» Given request
Look through the material below. Copy each line that contains the string "SDTVAR".
......
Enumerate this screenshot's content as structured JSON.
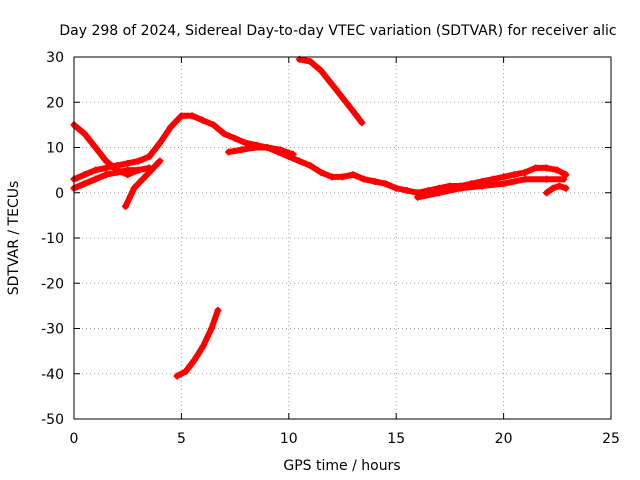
{
  "chart_data": {
    "type": "line",
    "title": "Day 298 of 2024, Sidereal Day-to-day VTEC variation (SDTVAR) for receiver alic",
    "xlabel": "GPS time / hours",
    "ylabel": "SDTVAR / TECUs",
    "xlim": [
      0,
      25
    ],
    "ylim": [
      -50,
      30
    ],
    "xticks": [
      0,
      5,
      10,
      15,
      20,
      25
    ],
    "yticks": [
      -50,
      -40,
      -30,
      -20,
      -10,
      0,
      10,
      20,
      30
    ],
    "grid": true,
    "series_color": "#ff0000",
    "series": [
      {
        "name": "main-trace",
        "x": [
          0.0,
          0.5,
          1.0,
          1.5,
          2.0,
          2.5,
          3.0,
          3.5,
          4.0,
          4.5,
          5.0,
          5.5,
          6.0,
          6.5,
          7.0,
          7.5,
          8.0,
          8.5,
          9.0,
          9.5,
          10.0,
          10.5,
          11.0,
          11.5,
          12.0,
          12.5,
          13.0,
          13.5,
          14.0,
          14.5,
          15.0,
          15.5,
          16.0,
          16.5,
          17.0,
          17.5,
          18.0,
          18.5,
          19.0,
          19.5,
          20.0,
          20.5,
          21.0,
          21.5,
          22.0,
          22.5,
          22.9
        ],
        "y": [
          3,
          4,
          5,
          5.5,
          6,
          6.5,
          7,
          8,
          11,
          14.5,
          17,
          17,
          16,
          15,
          13,
          12,
          11,
          10.5,
          10,
          9,
          8,
          7,
          6,
          4.5,
          3.5,
          3.5,
          4,
          3,
          2.5,
          2,
          1,
          0.5,
          0,
          0.5,
          1,
          1.5,
          1.5,
          2,
          2.5,
          3,
          3.5,
          4,
          4.5,
          5.5,
          5.5,
          5,
          4
        ]
      },
      {
        "name": "early-descending-arc",
        "x": [
          0.0,
          0.5,
          1.0,
          1.5,
          2.0,
          2.5,
          3.0
        ],
        "y": [
          15,
          13,
          10,
          7,
          5,
          4,
          5
        ]
      },
      {
        "name": "early-rising-arc",
        "x": [
          2.4,
          2.8,
          3.2,
          3.6,
          4.0
        ],
        "y": [
          -3,
          1,
          3,
          5,
          7
        ]
      },
      {
        "name": "lower-band",
        "x": [
          0.0,
          0.5,
          1.0,
          1.5,
          2.0,
          2.5,
          3.0,
          3.5
        ],
        "y": [
          1,
          2,
          3,
          4,
          4.5,
          5,
          5,
          5.5
        ]
      },
      {
        "name": "mid-band",
        "x": [
          7.2,
          7.8,
          8.4,
          9.0,
          9.6,
          10.2
        ],
        "y": [
          9,
          9.5,
          10,
          10,
          9.5,
          8.5
        ]
      },
      {
        "name": "late-lower-band",
        "x": [
          16.0,
          17.0,
          18.0,
          19.0,
          20.0,
          21.0,
          22.0,
          22.8
        ],
        "y": [
          -1,
          0,
          1,
          1.5,
          2,
          3,
          3,
          3
        ]
      },
      {
        "name": "late-short-arc",
        "x": [
          22.0,
          22.3,
          22.6,
          22.9
        ],
        "y": [
          0,
          1,
          1.5,
          1
        ]
      },
      {
        "name": "upper-arc",
        "x": [
          10.5,
          11.0,
          11.5,
          12.0,
          12.5,
          13.0,
          13.4
        ],
        "y": [
          29.5,
          29,
          27,
          24,
          21,
          18,
          15.5
        ]
      },
      {
        "name": "negative-arc",
        "x": [
          4.8,
          5.2,
          5.6,
          6.0,
          6.4,
          6.7
        ],
        "y": [
          -40.5,
          -39.5,
          -37,
          -34,
          -30,
          -26
        ]
      }
    ]
  }
}
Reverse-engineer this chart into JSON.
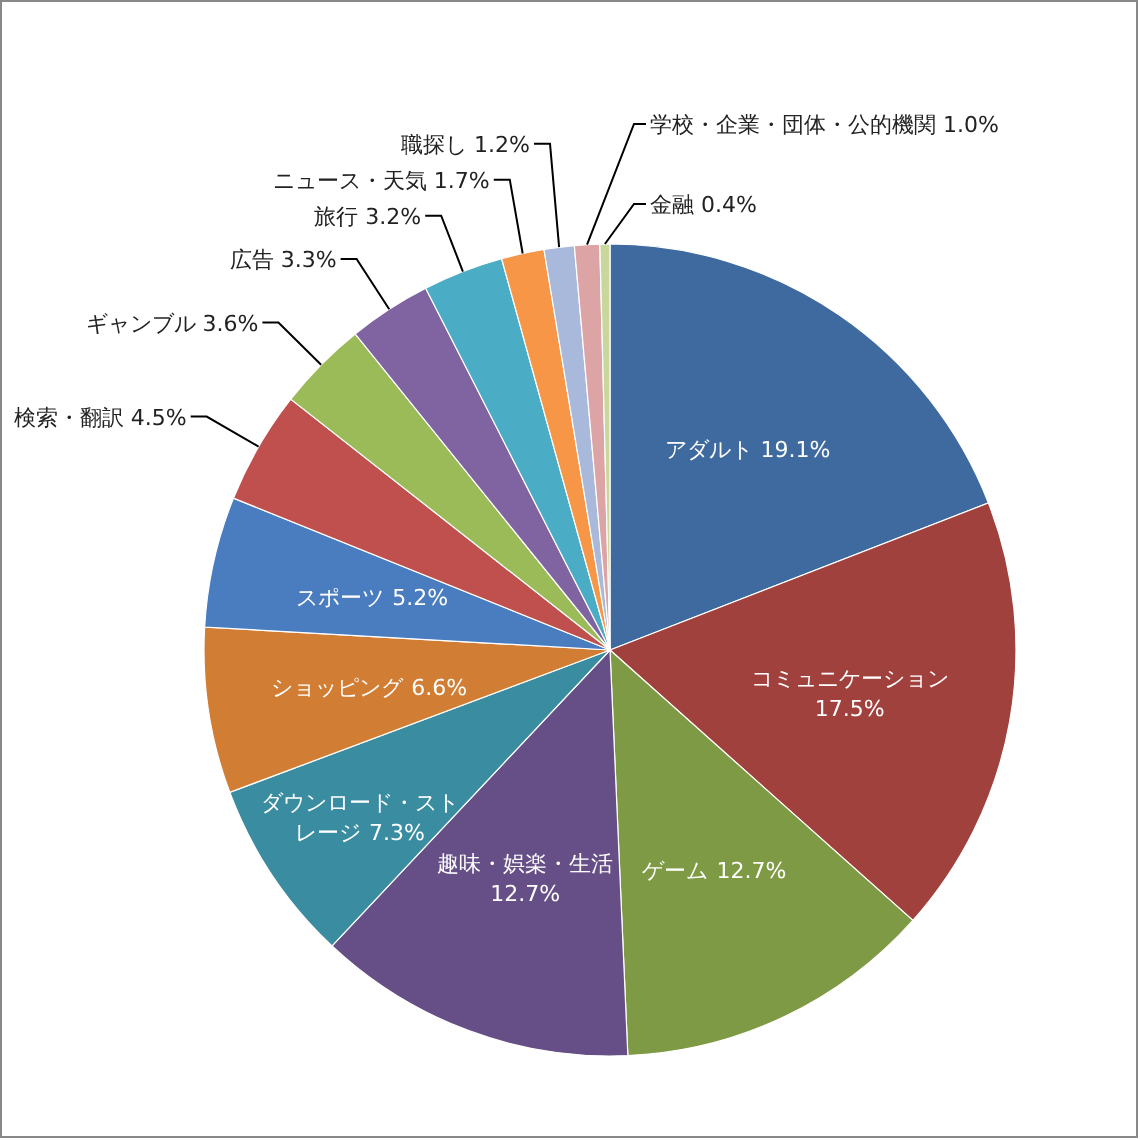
{
  "chart_data": {
    "type": "pie",
    "categories": [
      "アダルト",
      "コミュニケーション",
      "ゲーム",
      "趣味・娯楽・生活",
      "ダウンロード・ストレージ",
      "ショッピング",
      "スポーツ",
      "検索・翻訳",
      "ギャンブル",
      "広告",
      "旅行",
      "ニュース・天気",
      "職探し",
      "学校・企業・団体・公的機関",
      "金融"
    ],
    "values": [
      19.1,
      17.5,
      12.7,
      12.7,
      7.3,
      6.6,
      5.2,
      4.5,
      3.6,
      3.3,
      3.2,
      1.7,
      1.2,
      1.0,
      0.4
    ],
    "value_labels": [
      "19.1%",
      "17.5%",
      "12.7%",
      "12.7%",
      "7.3%",
      "6.6%",
      "5.2%",
      "4.5%",
      "3.6%",
      "3.3%",
      "3.2%",
      "1.7%",
      "1.2%",
      "1.0%",
      "0.4%"
    ],
    "colors": [
      "#3f6a9f",
      "#a1413d",
      "#7f9a45",
      "#664f86",
      "#3a8ca0",
      "#d17d33",
      "#4a7cc0",
      "#c0504d",
      "#9bbb59",
      "#8064a2",
      "#4bacc6",
      "#f79646",
      "#a9b9dc",
      "#dca4a4",
      "#c8d89c"
    ]
  }
}
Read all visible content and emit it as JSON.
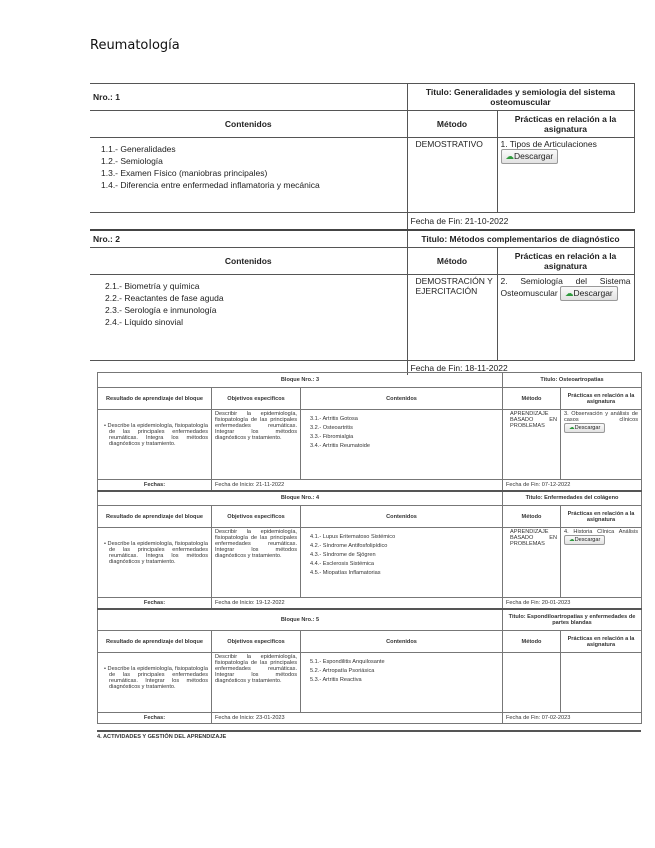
{
  "page_title": "Reumatología",
  "units": [
    {
      "nro": "Nro.: 1",
      "titulo": "Titulo: Generalidades y semiologia del sistema osteomuscular",
      "h_contenidos": "Contenidos",
      "h_metodo": "Método",
      "h_practicas": "Prácticas en relación a la asignatura",
      "contenidos": [
        "1.1.- Generalidades",
        "1.2.- Semiología",
        "1.3.- Examen Físico (maniobras principales)",
        "1.4.- Diferencia entre enfermedad inflamatoria y mecánica"
      ],
      "metodo": "DEMOSTRATIVO",
      "practica": "1. Tipos de Articulaciones",
      "download": "Descargar",
      "fecha_fin": "Fecha de Fin: 21-10-2022"
    },
    {
      "nro": "Nro.: 2",
      "titulo": "Titulo: Métodos complementarios de diagnóstico",
      "h_contenidos": "Contenidos",
      "h_metodo": "Método",
      "h_practicas": "Prácticas en relación a la asignatura",
      "contenidos": [
        "2.1.- Biometría y química",
        "2.2.- Reactantes de fase aguda",
        "2.3.- Serología e inmunología",
        "2.4.- Líquido sinovial"
      ],
      "metodo": "DEMOSTRACIÓN Y EJERCITACIÓN",
      "practica": "2. Semiología del Sistema Osteomuscular",
      "download": "Descargar",
      "fecha_fin": "Fecha de Fin: 18-11-2022"
    }
  ],
  "blocks": [
    {
      "bloque": "Bloque Nro.: 3",
      "titulo": "Titulo: Osteoartropatias",
      "h_resultado": "Resultado de aprendizaje del bloque",
      "h_objetivos": "Objetivos especificos",
      "h_contenidos": "Contenidos",
      "h_metodo": "Método",
      "h_practicas": "Prácticas en relación a la asignatura",
      "resultado": "• Describe la epidemiología, fisiopatología de las principales enfermedades reumáticas. Integra los métodos diagnósticos y tratamiento.",
      "objetivos": "Describir la epidemiología, fisiopatología de las principales enfermedades reumáticas. Integrar los métodos diagnósticos y tratamiento.",
      "contenidos": [
        "3.1.- Artritis Gotosa",
        "3.2.- Osteoartritis",
        "3.3.- Fibromialgia",
        "3.4.- Artritis Reumatoide"
      ],
      "metodo": "APRENDIZAJE BASADO EN PROBLEMAS",
      "practica": "3. Observación y análisis de casos clínicos",
      "download": "Descargar",
      "fechas": "Fechas:",
      "inicio": "Fecha de Inicio: 21-11-2022",
      "fin": "Fecha de Fin: 07-12-2022"
    },
    {
      "bloque": "Bloque Nro.: 4",
      "titulo": "Titulo: Enfermedades del colágeno",
      "h_resultado": "Resultado de aprendizaje del bloque",
      "h_objetivos": "Objetivos especificos",
      "h_contenidos": "Contenidos",
      "h_metodo": "Método",
      "h_practicas": "Prácticas en relación a la asignatura",
      "resultado": "• Describe la epidemiología, fisiopatología de las principales enfermedades reumáticas. Integra los métodos diagnósticos y tratamiento.",
      "objetivos": "Describir la epidemiología, fisiopatología de las principales enfermedades reumáticas. Integrar los métodos diagnósticos y tratamiento.",
      "contenidos": [
        "4.1.- Lupus Eritematoso Sistémico",
        "4.2.- Síndrome Antifosfolipídico",
        "4.3.- Síndrome de Sjögren",
        "4.4.- Esclerosis Sistémica",
        "4.5.- Miopatías Inflamatorias"
      ],
      "metodo": "APRENDIZAJE BASADO EN PROBLEMAS",
      "practica": "4. Historia Clínica Análisis",
      "download": "Descargar",
      "fechas": "Fechas:",
      "inicio": "Fecha de Inicio: 19-12-2022",
      "fin": "Fecha de Fin: 20-01-2023"
    },
    {
      "bloque": "Bloque Nro.: 5",
      "titulo": "Titulo: Espondiloartropatias y enfermedades de partes blandas",
      "h_resultado": "Resultado de aprendizaje del bloque",
      "h_objetivos": "Objetivos especificos",
      "h_contenidos": "Contenidos",
      "h_metodo": "Método",
      "h_practicas": "Prácticas en relación a la asignatura",
      "resultado": "• Describe la epidemiología, fisiopatología de las principales enfermedades reumáticas. Integrar los métodos diagnósticos y tratamiento.",
      "objetivos": "Describir la epidemiología, fisiopatología de las principales enfermedades reumáticas. Integrar los métodos diagnósticos y tratamiento.",
      "contenidos": [
        "5.1.- Espondilitis Anquilosante",
        "5.2.- Artropatía Psoriásica",
        "5.3.- Artritis Reactiva"
      ],
      "fechas": "Fechas:",
      "inicio": "Fecha de Inicio: 23-01-2023",
      "fin": "Fecha de Fin: 07-02-2023"
    }
  ],
  "footer_heading": "4. ACTIVIDADES Y GESTIÓN DEL APRENDIZAJE",
  "colors": {
    "download_icon": "#2e9a3c"
  }
}
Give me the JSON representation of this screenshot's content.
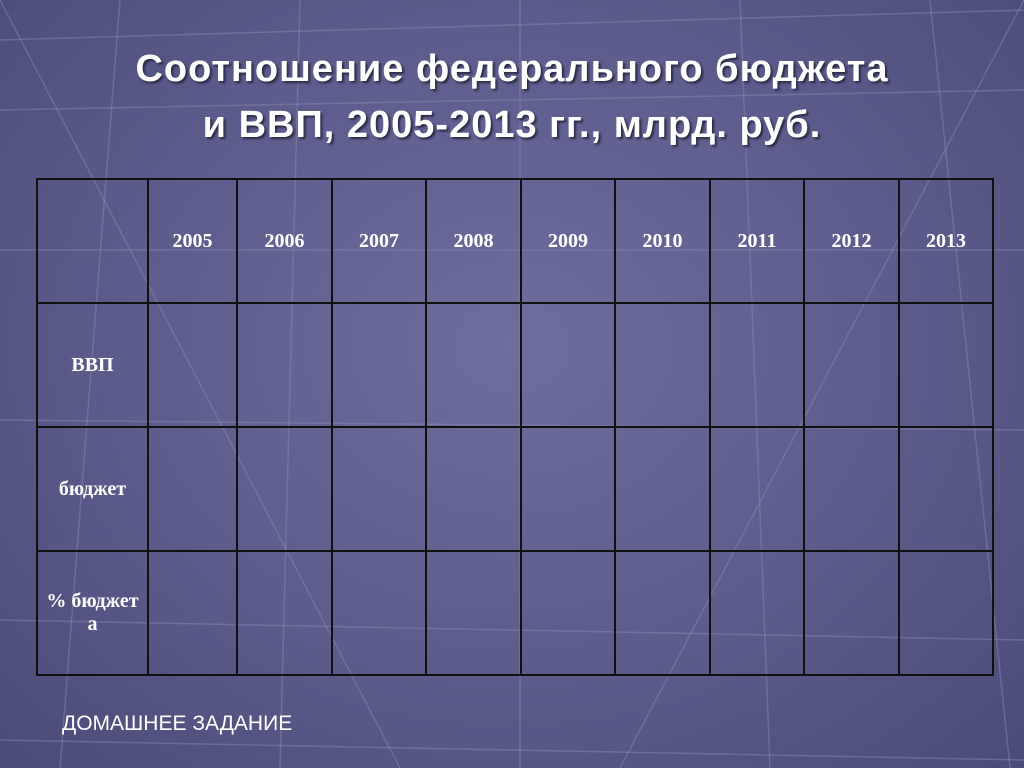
{
  "header": {
    "title_lines": [
      "Соотношение федерального бюджета",
      "и ВВП, 2005-2013 гг., млрд. руб."
    ]
  },
  "table": {
    "columns": [
      "2005",
      "2006",
      "2007",
      "2008",
      "2009",
      "2010",
      "2011",
      "2012",
      "2013"
    ],
    "rows": [
      "ВВП",
      "бюджет",
      "% бюджета"
    ]
  },
  "footer": {
    "text": "ДОМАШНЕЕ ЗАДАНИЕ"
  }
}
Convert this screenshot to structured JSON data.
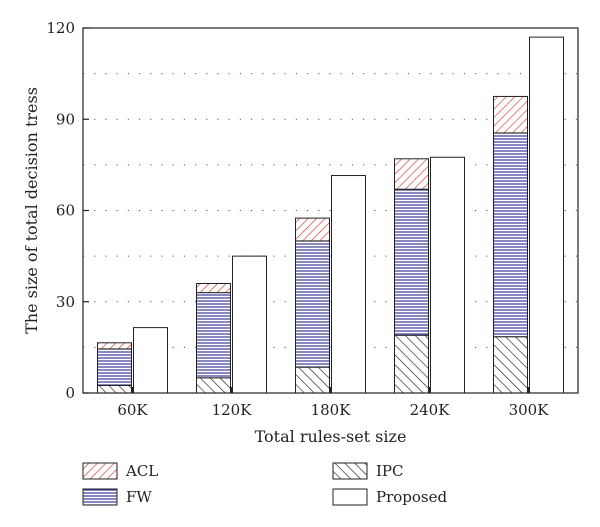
......
» Expected output
    "title": "Day 298 of 2024, Sidereal Day-to-day VTEC variation (SDTVAR) for receiver alic",
    "ylabel": "SDTVAR / TECUs",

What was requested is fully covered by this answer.